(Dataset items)
>> BEGIN
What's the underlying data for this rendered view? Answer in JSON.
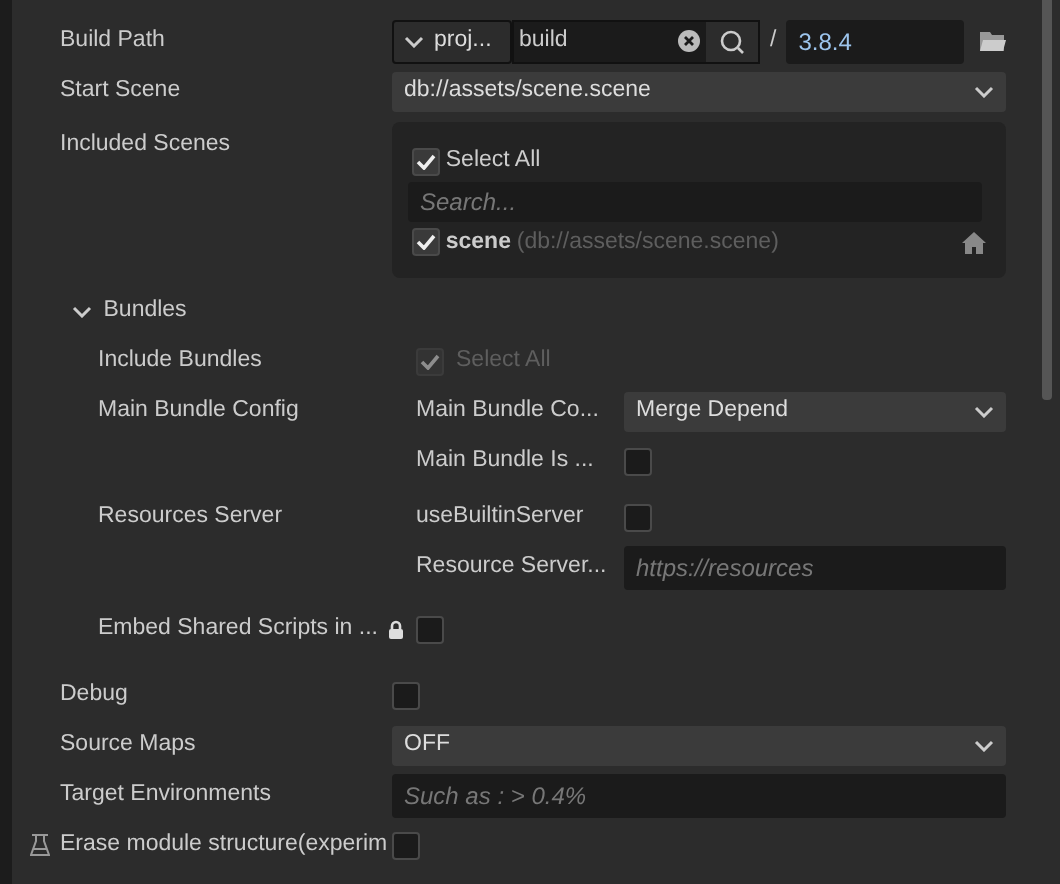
{
  "settings": [
    {
      "kind": "path",
      "label": "Build Path",
      "source": "proj...",
      "value": "build",
      "separator": "/",
      "version": "3.8.4"
    },
    {
      "kind": "select",
      "label": "Start Scene",
      "value": "db://assets/scene.scene"
    },
    {
      "kind": "scenes",
      "label": "Included Scenes",
      "select_all": {
        "label": "Select All",
        "checked": true
      },
      "search": {
        "placeholder": "Search..."
      },
      "scenes": [
        {
          "name": "scene",
          "path": "(db://assets/scene.scene)",
          "checked": true
        }
      ]
    },
    {
      "kind": "group",
      "label": "Bundles",
      "expanded": true,
      "children": [
        {
          "kind": "checktext",
          "label": "Include Bundles",
          "text": "Select All",
          "checked": true,
          "disabled": true
        },
        {
          "kind": "subgroup",
          "label": "Main Bundle Config",
          "children": [
            {
              "kind": "select",
              "label": "Main Bundle Co...",
              "value": "Merge Depend"
            },
            {
              "kind": "checkbox",
              "label": "Main Bundle Is ...",
              "checked": false
            }
          ]
        },
        {
          "kind": "subgroup",
          "label": "Resources Server",
          "children": [
            {
              "kind": "checkbox",
              "label": "useBuiltinServer",
              "checked": false
            },
            {
              "kind": "input",
              "label": "Resource Server...",
              "placeholder": "https://resources"
            }
          ]
        },
        {
          "kind": "checkbox",
          "label": "Embed Shared Scripts in ...",
          "locked": true,
          "checked": false
        }
      ]
    },
    {
      "kind": "checkbox",
      "label": "Debug",
      "checked": false
    },
    {
      "kind": "select",
      "label": "Source Maps",
      "value": "OFF"
    },
    {
      "kind": "input",
      "label": "Target Environments",
      "placeholder": "Such as : > 0.4%"
    },
    {
      "kind": "checkbox",
      "label": "Erase module structure(experim",
      "experimental": true,
      "checked": false
    }
  ]
}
>> END
PROBLEM: Each entry above should be reproduced exactly, with the pictures removed.

THE RESULT:
What's the underlying data for this rendered view? Answer in JSON.
{
  "settings": [
    {
      "kind": "path",
      "label": "Build Path",
      "source": "proj...",
      "value": "build",
      "separator": "/",
      "version": "3.8.4"
    },
    {
      "kind": "select",
      "label": "Start Scene",
      "value": "db://assets/scene.scene"
    },
    {
      "kind": "scenes",
      "label": "Included Scenes",
      "select_all": {
        "label": "Select All",
        "checked": true
      },
      "search": {
        "placeholder": "Search..."
      },
      "scenes": [
        {
          "name": "scene",
          "path": "(db://assets/scene.scene)",
          "checked": true
        }
      ]
    },
    {
      "kind": "group",
      "label": "Bundles",
      "expanded": true,
      "children": [
        {
          "kind": "checktext",
          "label": "Include Bundles",
          "text": "Select All",
          "checked": true,
          "disabled": true
        },
        {
          "kind": "subgroup",
          "label": "Main Bundle Config",
          "children": [
            {
              "kind": "select",
              "label": "Main Bundle Co...",
              "value": "Merge Depend"
            },
            {
              "kind": "checkbox",
              "label": "Main Bundle Is ...",
              "checked": false
            }
          ]
        },
        {
          "kind": "subgroup",
          "label": "Resources Server",
          "children": [
            {
              "kind": "checkbox",
              "label": "useBuiltinServer",
              "checked": false
            },
            {
              "kind": "input",
              "label": "Resource Server...",
              "placeholder": "https://resources"
            }
          ]
        },
        {
          "kind": "checkbox",
          "label": "Embed Shared Scripts in ...",
          "locked": true,
          "checked": false
        }
      ]
    },
    {
      "kind": "checkbox",
      "label": "Debug",
      "checked": false
    },
    {
      "kind": "select",
      "label": "Source Maps",
      "value": "OFF"
    },
    {
      "kind": "input",
      "label": "Target Environments",
      "placeholder": "Such as : > 0.4%"
    },
    {
      "kind": "checkbox",
      "label": "Erase module structure(experim",
      "experimental": true,
      "checked": false
    }
  ]
}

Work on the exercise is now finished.